* _WORK REQUIRED_
Write out every entry exactly as it appears.

* _DATA TO USE_

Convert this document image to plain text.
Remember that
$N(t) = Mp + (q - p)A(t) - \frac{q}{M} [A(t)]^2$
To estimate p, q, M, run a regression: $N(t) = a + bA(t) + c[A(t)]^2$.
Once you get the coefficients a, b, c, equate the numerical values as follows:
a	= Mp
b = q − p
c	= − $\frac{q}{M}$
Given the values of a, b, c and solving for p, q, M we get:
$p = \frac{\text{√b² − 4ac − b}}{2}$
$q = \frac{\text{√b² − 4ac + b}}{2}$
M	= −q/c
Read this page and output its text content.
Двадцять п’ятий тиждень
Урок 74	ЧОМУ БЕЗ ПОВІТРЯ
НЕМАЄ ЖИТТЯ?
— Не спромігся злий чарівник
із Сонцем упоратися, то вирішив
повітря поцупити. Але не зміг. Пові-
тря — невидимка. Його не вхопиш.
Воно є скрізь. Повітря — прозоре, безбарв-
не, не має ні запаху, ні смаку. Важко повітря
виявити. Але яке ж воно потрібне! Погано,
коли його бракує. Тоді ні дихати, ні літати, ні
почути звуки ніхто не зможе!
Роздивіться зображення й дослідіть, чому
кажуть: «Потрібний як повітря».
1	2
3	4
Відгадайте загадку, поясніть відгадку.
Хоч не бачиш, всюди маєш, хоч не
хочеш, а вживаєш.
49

* _RESPONSE_
Convert this document image to plain text.
Remember that
$N(t) = Mp + (q - p)A(t) - \frac{q}{M} [A(t)]^2$
To estimate p, q, M, run a regression: $N(t) = a + bA(t) + c[A(t)]^2$.
Once you get the coefficients a, b, c, equate the numerical values as follows:
a	= Mp
b = q − p
c	= − $\frac{q}{M}$
Given the values of a, b, c and solving for p, q, M we get:
$p = \frac{\text{√b² − 4ac − b}}{2}$
$q = \frac{\text{√b² − 4ac + b}}{2}$
M	= −q/c
Read this page and output its text content.
Двадцять п’ятий тиждень
Урок 74	ЧОМУ БЕЗ ПОВІТРЯ
НЕМАЄ ЖИТТЯ?
— Не спромігся злий чарівник
із Сонцем упоратися, то вирішив
повітря поцупити. Але не зміг. Пові-
тря — невидимка. Його не вхопиш.
Воно є скрізь. Повітря — прозоре, безбарв-
не, не має ні запаху, ні смаку. Важко повітря
виявити. Але яке ж воно потрібне! Погано,
коли його бракує. Тоді ні дихати, ні літати, ні
почути звуки ніхто не зможе!
Роздивіться зображення й дослідіть, чому
кажуть: «Потрібний як повітря».
1	2
3	4
Відгадайте загадку, поясніть відгадку.
Хоч не бачиш, всюди маєш, хоч не
хочеш, а вживаєш.
49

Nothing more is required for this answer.